[Stored data]

——

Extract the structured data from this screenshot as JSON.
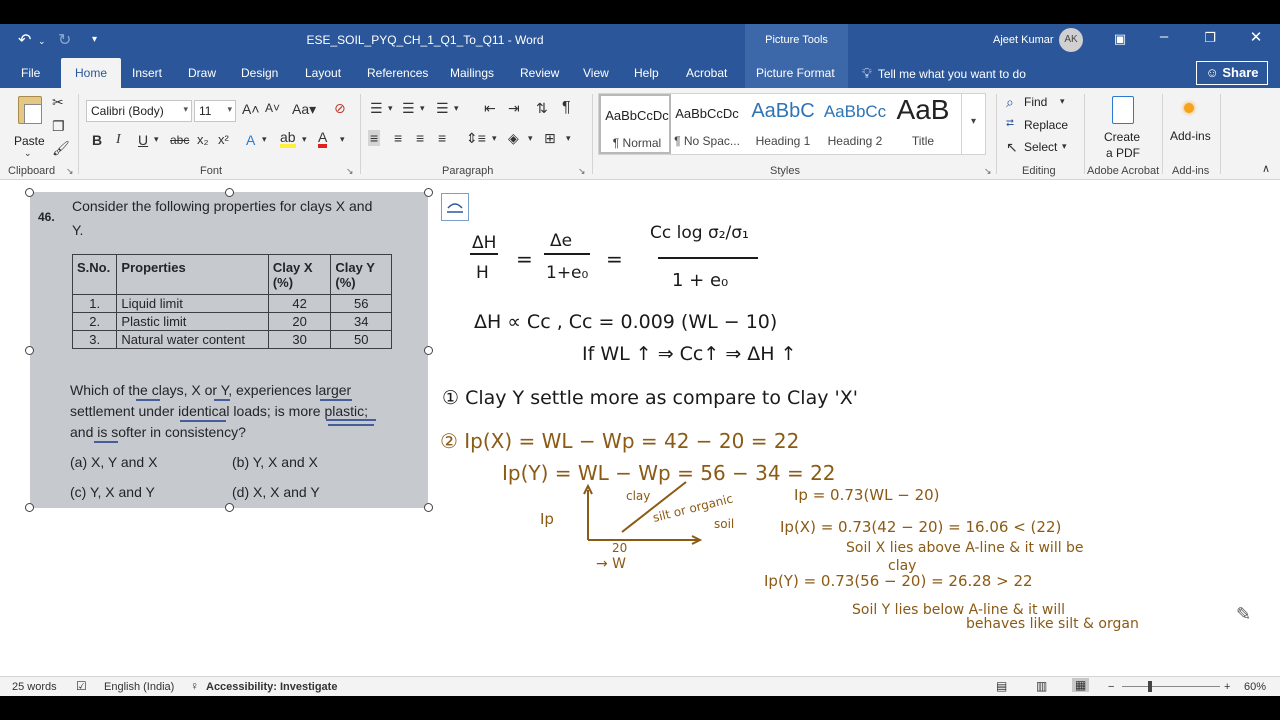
{
  "titlebar": {
    "doc_title": "ESE_SOIL_PYQ_CH_1_Q1_To_Q11  -  Word",
    "picture_tools": "Picture Tools",
    "user_name": "Ajeet Kumar",
    "user_initials": "AK"
  },
  "tabs": [
    "File",
    "Home",
    "Insert",
    "Draw",
    "Design",
    "Layout",
    "References",
    "Mailings",
    "Review",
    "View",
    "Help",
    "Acrobat",
    "Picture Format"
  ],
  "tell_me": "Tell me what you want to do",
  "share_label": "Share",
  "ribbon": {
    "clipboard": {
      "paste": "Paste",
      "label": "Clipboard"
    },
    "font": {
      "name": "Calibri (Body)",
      "size": "11",
      "label": "Font"
    },
    "paragraph": {
      "label": "Paragraph"
    },
    "styles": {
      "label": "Styles",
      "items": [
        {
          "sample": "AaBbCcDc",
          "name": "¶ Normal"
        },
        {
          "sample": "AaBbCcDc",
          "name": "¶ No Spac..."
        },
        {
          "sample": "AaBbC",
          "name": "Heading 1"
        },
        {
          "sample": "AaBbCc",
          "name": "Heading 2"
        },
        {
          "sample": "AaB",
          "name": "Title"
        }
      ]
    },
    "editing": {
      "find": "Find",
      "replace": "Replace",
      "select": "Select",
      "label": "Editing"
    },
    "adobe": {
      "create_line1": "Create",
      "create_line2": "a PDF",
      "label": "Adobe Acrobat"
    },
    "addins": {
      "button": "Add-ins",
      "label": "Add-ins"
    }
  },
  "question": {
    "number": "46.",
    "line1": "Consider the following properties for clays X and",
    "line2": "Y.",
    "table_headers": [
      "S.No.",
      "Properties",
      "Clay X (%)",
      "Clay Y (%)"
    ],
    "rows": [
      [
        "1.",
        "Liquid limit",
        "42",
        "56"
      ],
      [
        "2.",
        "Plastic limit",
        "20",
        "34"
      ],
      [
        "3.",
        "Natural water content",
        "30",
        "50"
      ]
    ],
    "body1": "Which of the clays, X or Y, experiences larger",
    "body2": "settlement under identical loads; is more plastic;",
    "body3": "and is softer in consistency?",
    "opt_a": "(a) X, Y and X",
    "opt_b": "(b)  Y, X and X",
    "opt_c": "(c) Y, X and Y",
    "opt_d": "(d)  X, X and Y"
  },
  "notes": {
    "eq1_lhs_num": "ΔH",
    "eq1_lhs_den": "H",
    "eq1_mid_num": "Δe",
    "eq1_mid_den": "1+e₀",
    "eq1_rhs_num": "Cc log σ₂/σ₁",
    "eq1_rhs_den": "1 + e₀",
    "eq2": "ΔH ∝ Cc ,  Cc = 0.009 (WL − 10)",
    "eq3": "If WL ↑ ⇒ Cc↑ ⇒ ΔH ↑",
    "point1": "① Clay Y settle more as compare to Clay 'X'",
    "point2a": "②  Ip(X) = WL − Wp = 42 − 20 = 22",
    "point2b": "Ip(Y) = WL − Wp = 56 − 34 = 22",
    "graph_ylabel": "Ip",
    "graph_clay": "clay",
    "graph_silt1": "silt or organic",
    "graph_silt2": "soil",
    "graph_x20": "20",
    "graph_xlabel": "→ W",
    "aline": "Ip = 0.73(WL − 20)",
    "ipx": "Ip(X) = 0.73(42 − 20) = 16.06 < (22)",
    "ipx_note1": "Soil X lies above A-line & it will be",
    "ipx_note2": "clay",
    "ipy": "Ip(Y) = 0.73(56 − 20) = 26.28 > 22",
    "ipy_note1": "Soil Y lies below A-line & it will",
    "ipy_note2": "behaves like silt & organ"
  },
  "status": {
    "words": "25 words",
    "language": "English (India)",
    "accessibility": "Accessibility: Investigate",
    "zoom": "60%"
  },
  "colors": {
    "word_blue": "#2b579a",
    "ink": "#8b5a14"
  }
}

——

Print the entries above exactly, taking out only the pictures.

▸ Answer in full:
Extract the structured data from this screenshot as JSON.
{
  "titlebar": {
    "doc_title": "ESE_SOIL_PYQ_CH_1_Q1_To_Q11  -  Word",
    "picture_tools": "Picture Tools",
    "user_name": "Ajeet Kumar",
    "user_initials": "AK"
  },
  "tabs": [
    "File",
    "Home",
    "Insert",
    "Draw",
    "Design",
    "Layout",
    "References",
    "Mailings",
    "Review",
    "View",
    "Help",
    "Acrobat",
    "Picture Format"
  ],
  "tell_me": "Tell me what you want to do",
  "share_label": "Share",
  "ribbon": {
    "clipboard": {
      "paste": "Paste",
      "label": "Clipboard"
    },
    "font": {
      "name": "Calibri (Body)",
      "size": "11",
      "label": "Font"
    },
    "paragraph": {
      "label": "Paragraph"
    },
    "styles": {
      "label": "Styles",
      "items": [
        {
          "sample": "AaBbCcDc",
          "name": "¶ Normal"
        },
        {
          "sample": "AaBbCcDc",
          "name": "¶ No Spac..."
        },
        {
          "sample": "AaBbC",
          "name": "Heading 1"
        },
        {
          "sample": "AaBbCc",
          "name": "Heading 2"
        },
        {
          "sample": "AaB",
          "name": "Title"
        }
      ]
    },
    "editing": {
      "find": "Find",
      "replace": "Replace",
      "select": "Select",
      "label": "Editing"
    },
    "adobe": {
      "create_line1": "Create",
      "create_line2": "a PDF",
      "label": "Adobe Acrobat"
    },
    "addins": {
      "button": "Add-ins",
      "label": "Add-ins"
    }
  },
  "question": {
    "number": "46.",
    "line1": "Consider the following properties for clays X and",
    "line2": "Y.",
    "table_headers": [
      "S.No.",
      "Properties",
      "Clay X (%)",
      "Clay Y (%)"
    ],
    "rows": [
      [
        "1.",
        "Liquid limit",
        "42",
        "56"
      ],
      [
        "2.",
        "Plastic limit",
        "20",
        "34"
      ],
      [
        "3.",
        "Natural water content",
        "30",
        "50"
      ]
    ],
    "body1": "Which of the clays, X or Y, experiences larger",
    "body2": "settlement under identical loads; is more plastic;",
    "body3": "and is softer in consistency?",
    "opt_a": "(a) X, Y and X",
    "opt_b": "(b)  Y, X and X",
    "opt_c": "(c) Y, X and Y",
    "opt_d": "(d)  X, X and Y"
  },
  "notes": {
    "eq1_lhs_num": "ΔH",
    "eq1_lhs_den": "H",
    "eq1_mid_num": "Δe",
    "eq1_mid_den": "1+e₀",
    "eq1_rhs_num": "Cc log σ₂/σ₁",
    "eq1_rhs_den": "1 + e₀",
    "eq2": "ΔH ∝ Cc ,  Cc = 0.009 (WL − 10)",
    "eq3": "If WL ↑ ⇒ Cc↑ ⇒ ΔH ↑",
    "point1": "① Clay Y settle more as compare to Clay 'X'",
    "point2a": "②  Ip(X) = WL − Wp = 42 − 20 = 22",
    "point2b": "Ip(Y) = WL − Wp = 56 − 34 = 22",
    "graph_ylabel": "Ip",
    "graph_clay": "clay",
    "graph_silt1": "silt or organic",
    "graph_silt2": "soil",
    "graph_x20": "20",
    "graph_xlabel": "→ W",
    "aline": "Ip = 0.73(WL − 20)",
    "ipx": "Ip(X) = 0.73(42 − 20) = 16.06 < (22)",
    "ipx_note1": "Soil X lies above A-line & it will be",
    "ipx_note2": "clay",
    "ipy": "Ip(Y) = 0.73(56 − 20) = 26.28 > 22",
    "ipy_note1": "Soil Y lies below A-line & it will",
    "ipy_note2": "behaves like silt & organ"
  },
  "status": {
    "words": "25 words",
    "language": "English (India)",
    "accessibility": "Accessibility: Investigate",
    "zoom": "60%"
  },
  "colors": {
    "word_blue": "#2b579a",
    "ink": "#8b5a14"
  }
}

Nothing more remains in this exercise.